[Begin Available records]
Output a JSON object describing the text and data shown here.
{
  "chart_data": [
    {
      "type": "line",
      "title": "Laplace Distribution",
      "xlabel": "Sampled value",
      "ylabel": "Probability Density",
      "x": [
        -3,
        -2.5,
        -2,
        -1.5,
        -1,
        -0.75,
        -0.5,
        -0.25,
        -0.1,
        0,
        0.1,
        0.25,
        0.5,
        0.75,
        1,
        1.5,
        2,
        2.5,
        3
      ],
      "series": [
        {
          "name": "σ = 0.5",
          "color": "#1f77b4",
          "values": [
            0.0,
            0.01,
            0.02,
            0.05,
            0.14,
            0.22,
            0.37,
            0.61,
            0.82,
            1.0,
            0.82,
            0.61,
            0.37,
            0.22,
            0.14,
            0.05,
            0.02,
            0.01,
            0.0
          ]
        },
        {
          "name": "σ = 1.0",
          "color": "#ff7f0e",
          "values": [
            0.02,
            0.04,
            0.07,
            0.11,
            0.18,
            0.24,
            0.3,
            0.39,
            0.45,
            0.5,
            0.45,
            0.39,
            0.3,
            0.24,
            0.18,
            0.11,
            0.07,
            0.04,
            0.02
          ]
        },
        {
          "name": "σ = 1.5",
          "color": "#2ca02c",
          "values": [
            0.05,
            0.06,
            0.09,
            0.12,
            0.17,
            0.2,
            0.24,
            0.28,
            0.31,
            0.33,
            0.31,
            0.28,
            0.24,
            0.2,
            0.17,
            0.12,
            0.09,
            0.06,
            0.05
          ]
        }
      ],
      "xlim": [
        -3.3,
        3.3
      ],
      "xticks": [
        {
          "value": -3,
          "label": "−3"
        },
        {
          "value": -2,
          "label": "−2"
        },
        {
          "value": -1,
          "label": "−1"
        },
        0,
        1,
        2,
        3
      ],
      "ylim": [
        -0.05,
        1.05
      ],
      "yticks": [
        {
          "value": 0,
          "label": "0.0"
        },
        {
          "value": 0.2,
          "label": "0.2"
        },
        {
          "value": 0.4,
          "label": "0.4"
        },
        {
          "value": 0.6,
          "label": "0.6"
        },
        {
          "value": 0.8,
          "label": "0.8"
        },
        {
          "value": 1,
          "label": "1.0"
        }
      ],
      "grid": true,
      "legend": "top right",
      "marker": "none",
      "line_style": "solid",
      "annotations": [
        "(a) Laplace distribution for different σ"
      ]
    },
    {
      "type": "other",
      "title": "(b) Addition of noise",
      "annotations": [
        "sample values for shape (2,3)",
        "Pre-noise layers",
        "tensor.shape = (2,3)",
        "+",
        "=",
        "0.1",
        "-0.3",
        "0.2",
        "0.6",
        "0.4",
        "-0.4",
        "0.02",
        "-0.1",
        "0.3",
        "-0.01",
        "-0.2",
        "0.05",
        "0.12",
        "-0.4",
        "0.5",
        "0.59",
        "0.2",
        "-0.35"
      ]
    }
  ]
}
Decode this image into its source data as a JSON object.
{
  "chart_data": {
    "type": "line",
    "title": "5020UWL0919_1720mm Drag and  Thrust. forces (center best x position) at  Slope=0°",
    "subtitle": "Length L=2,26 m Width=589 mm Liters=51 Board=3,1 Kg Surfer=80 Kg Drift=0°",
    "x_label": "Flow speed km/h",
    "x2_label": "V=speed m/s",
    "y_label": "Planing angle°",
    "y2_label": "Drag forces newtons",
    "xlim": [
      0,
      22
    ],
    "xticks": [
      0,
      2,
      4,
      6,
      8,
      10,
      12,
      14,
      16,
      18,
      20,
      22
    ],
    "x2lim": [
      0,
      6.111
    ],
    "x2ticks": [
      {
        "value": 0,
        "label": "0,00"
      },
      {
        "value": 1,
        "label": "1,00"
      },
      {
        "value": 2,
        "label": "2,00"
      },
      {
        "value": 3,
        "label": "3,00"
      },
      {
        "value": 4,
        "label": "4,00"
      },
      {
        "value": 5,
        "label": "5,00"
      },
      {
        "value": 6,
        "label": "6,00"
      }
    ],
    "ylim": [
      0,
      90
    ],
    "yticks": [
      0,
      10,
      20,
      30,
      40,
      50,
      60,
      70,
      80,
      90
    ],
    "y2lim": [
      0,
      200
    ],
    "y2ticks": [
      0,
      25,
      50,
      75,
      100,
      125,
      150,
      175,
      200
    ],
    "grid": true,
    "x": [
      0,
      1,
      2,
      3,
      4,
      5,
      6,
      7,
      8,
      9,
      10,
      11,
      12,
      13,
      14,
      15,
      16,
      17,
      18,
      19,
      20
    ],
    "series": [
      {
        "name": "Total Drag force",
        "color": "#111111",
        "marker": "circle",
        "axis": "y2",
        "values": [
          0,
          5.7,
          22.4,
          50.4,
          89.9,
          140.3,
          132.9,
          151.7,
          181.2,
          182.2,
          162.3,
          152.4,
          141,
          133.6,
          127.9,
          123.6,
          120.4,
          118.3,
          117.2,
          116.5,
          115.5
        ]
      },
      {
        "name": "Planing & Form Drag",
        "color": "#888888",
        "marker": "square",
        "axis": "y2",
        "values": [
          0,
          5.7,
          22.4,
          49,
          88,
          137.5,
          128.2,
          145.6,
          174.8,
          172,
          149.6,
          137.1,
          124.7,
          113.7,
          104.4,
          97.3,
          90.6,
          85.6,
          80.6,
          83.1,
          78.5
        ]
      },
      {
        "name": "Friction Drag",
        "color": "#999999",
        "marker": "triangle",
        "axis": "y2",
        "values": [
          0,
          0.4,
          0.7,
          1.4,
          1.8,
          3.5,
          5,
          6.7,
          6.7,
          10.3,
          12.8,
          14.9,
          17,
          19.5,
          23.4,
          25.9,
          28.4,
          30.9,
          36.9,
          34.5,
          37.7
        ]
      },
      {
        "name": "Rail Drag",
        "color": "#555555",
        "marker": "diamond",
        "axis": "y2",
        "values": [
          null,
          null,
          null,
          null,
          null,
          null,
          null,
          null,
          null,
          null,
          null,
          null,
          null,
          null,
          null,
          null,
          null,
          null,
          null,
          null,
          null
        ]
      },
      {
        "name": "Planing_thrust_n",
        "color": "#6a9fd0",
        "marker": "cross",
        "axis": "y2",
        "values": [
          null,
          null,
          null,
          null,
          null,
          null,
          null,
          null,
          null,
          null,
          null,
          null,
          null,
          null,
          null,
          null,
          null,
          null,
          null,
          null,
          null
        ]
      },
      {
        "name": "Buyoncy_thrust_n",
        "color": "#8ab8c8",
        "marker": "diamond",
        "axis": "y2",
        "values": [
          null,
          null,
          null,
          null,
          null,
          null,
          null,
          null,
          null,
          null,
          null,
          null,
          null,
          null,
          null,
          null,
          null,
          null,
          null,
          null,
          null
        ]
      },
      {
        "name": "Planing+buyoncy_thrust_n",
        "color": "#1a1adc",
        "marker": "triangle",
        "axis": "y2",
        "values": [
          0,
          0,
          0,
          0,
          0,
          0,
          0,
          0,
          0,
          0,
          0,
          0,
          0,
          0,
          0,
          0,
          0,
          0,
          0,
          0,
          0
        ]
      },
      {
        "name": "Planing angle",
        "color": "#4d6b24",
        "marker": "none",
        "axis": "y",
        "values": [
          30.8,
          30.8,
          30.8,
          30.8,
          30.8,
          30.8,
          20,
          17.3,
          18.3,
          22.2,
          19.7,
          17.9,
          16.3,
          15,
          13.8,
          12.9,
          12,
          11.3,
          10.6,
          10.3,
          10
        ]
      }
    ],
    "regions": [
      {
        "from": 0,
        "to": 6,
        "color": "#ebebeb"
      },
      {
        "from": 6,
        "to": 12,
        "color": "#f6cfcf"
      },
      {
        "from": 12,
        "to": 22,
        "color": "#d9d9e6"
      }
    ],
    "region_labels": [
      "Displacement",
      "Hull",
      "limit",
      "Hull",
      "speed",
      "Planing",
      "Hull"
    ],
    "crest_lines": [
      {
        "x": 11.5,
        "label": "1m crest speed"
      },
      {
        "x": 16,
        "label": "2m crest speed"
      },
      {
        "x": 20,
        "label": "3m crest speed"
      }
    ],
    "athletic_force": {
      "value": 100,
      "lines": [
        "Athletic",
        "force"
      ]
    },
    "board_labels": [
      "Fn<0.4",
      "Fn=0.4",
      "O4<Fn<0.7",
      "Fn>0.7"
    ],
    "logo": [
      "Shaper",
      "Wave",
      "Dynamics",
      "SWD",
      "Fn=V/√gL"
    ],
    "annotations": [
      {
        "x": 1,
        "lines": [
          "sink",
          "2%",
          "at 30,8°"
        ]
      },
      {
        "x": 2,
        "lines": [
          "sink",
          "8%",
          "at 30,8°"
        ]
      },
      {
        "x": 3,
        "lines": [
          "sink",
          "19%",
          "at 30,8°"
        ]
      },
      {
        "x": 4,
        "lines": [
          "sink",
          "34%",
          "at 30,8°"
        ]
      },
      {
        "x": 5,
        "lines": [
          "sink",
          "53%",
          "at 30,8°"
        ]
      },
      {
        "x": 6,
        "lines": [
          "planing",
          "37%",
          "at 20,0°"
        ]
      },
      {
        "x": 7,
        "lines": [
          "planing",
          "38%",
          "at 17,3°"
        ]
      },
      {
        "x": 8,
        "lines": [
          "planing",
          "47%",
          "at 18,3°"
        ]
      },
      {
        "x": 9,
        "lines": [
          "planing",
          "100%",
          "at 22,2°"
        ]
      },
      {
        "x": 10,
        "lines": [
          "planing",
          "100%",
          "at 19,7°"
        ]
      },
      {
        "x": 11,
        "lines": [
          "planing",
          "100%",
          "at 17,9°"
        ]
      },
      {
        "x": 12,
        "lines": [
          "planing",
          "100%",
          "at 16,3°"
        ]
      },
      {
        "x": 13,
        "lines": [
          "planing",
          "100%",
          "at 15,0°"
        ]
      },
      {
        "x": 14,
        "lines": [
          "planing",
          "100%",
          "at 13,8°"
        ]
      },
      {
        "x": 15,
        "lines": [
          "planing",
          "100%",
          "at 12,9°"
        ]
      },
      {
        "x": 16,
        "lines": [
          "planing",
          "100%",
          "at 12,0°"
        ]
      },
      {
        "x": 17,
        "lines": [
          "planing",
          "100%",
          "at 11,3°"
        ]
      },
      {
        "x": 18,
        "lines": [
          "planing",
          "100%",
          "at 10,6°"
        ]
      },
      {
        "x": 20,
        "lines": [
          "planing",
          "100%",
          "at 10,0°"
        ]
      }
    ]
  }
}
[End Available records]
Go through the material above and copy each line that has the word "Drag".

▸ Task answer:
    "title": "5020UWL0919_1720mm Drag and  Thrust. forces (center best x position) at  Slope=0°",
    "y2_label": "Drag forces newtons",
        "name": "Total Drag force",
        "name": "Planing & Form Drag",
        "name": "Friction Drag",
        "name": "Rail Drag",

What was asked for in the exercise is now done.